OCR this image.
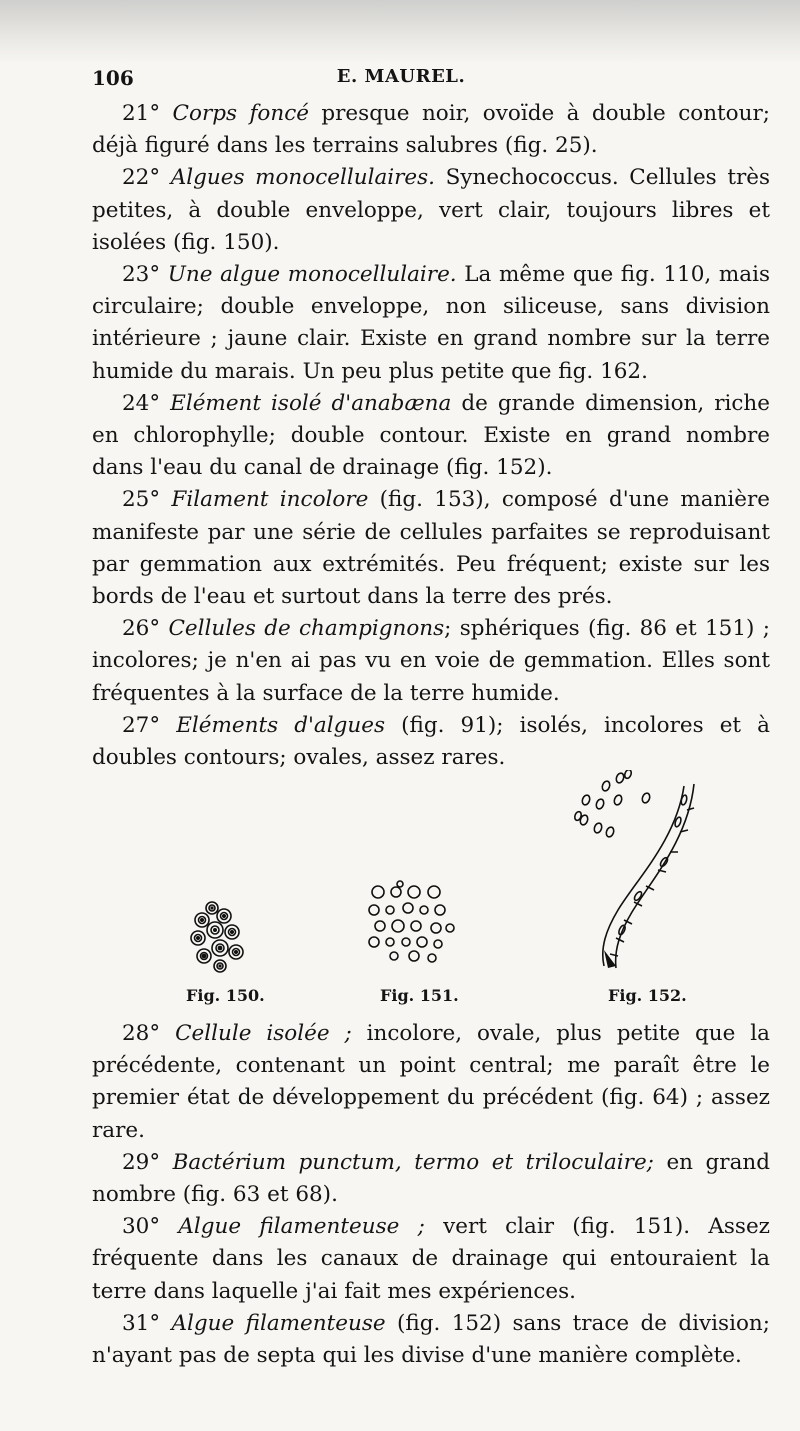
106	E. MAUREL.

21° Corps foncé presque noir, ovoïde à double contour; déjà figuré dans les terrains salubres (fig. 25).

22° Algues monocellulaires. Synechococcus. Cellules très petites, à double enveloppe, vert clair, toujours libres et isolées (fig. 150).

23° Une algue monocellulaire. La même que fig. 110, mais circulaire; double enveloppe, non siliceuse, sans division intérieure ; jaune clair. Existe en grand nombre sur la terre humide du marais. Un peu plus petite que fig. 162.

24° Elément isolé d'anabæna de grande dimension, riche en chlorophylle; double contour. Existe en grand nombre dans l'eau du canal de drainage (fig. 152).

25° Filament incolore (fig. 153), composé d'une manière manifeste par une série de cellules parfaites se reproduisant par gemmation aux extrémités. Peu fréquent; existe sur les bords de l'eau et surtout dans la terre des prés.

26° Cellules de champignons; sphériques (fig. 86 et 151) ; incolores; je n'en ai pas vu en voie de gemmation. Elles sont fréquentes à la surface de la terre humide.

27° Eléments d'algues (fig. 91); isolés, incolores et à doubles contours; ovales, assez rares.

Fig. 150.	Fig. 151.	Fig. 152.

28° Cellule isolée ; incolore, ovale, plus petite que la précédente, contenant un point central; me paraît être le premier état de développement du précédent (fig. 64) ; assez rare.

29° Bactérium punctum, termo et triloculaire; en grand nombre (fig. 63 et 68).

30° Algue filamenteuse ; vert clair (fig. 151). Assez fréquente dans les canaux de drainage qui entouraient la terre dans laquelle j'ai fait mes expériences.

31° Algue filamenteuse (fig. 152) sans trace de division; n'ayant pas de septa qui les divise d'une manière complète.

************

§ What is required
Report how many lines in the data include the word "humide", and give nothing but the count.

§ Exercise solution
2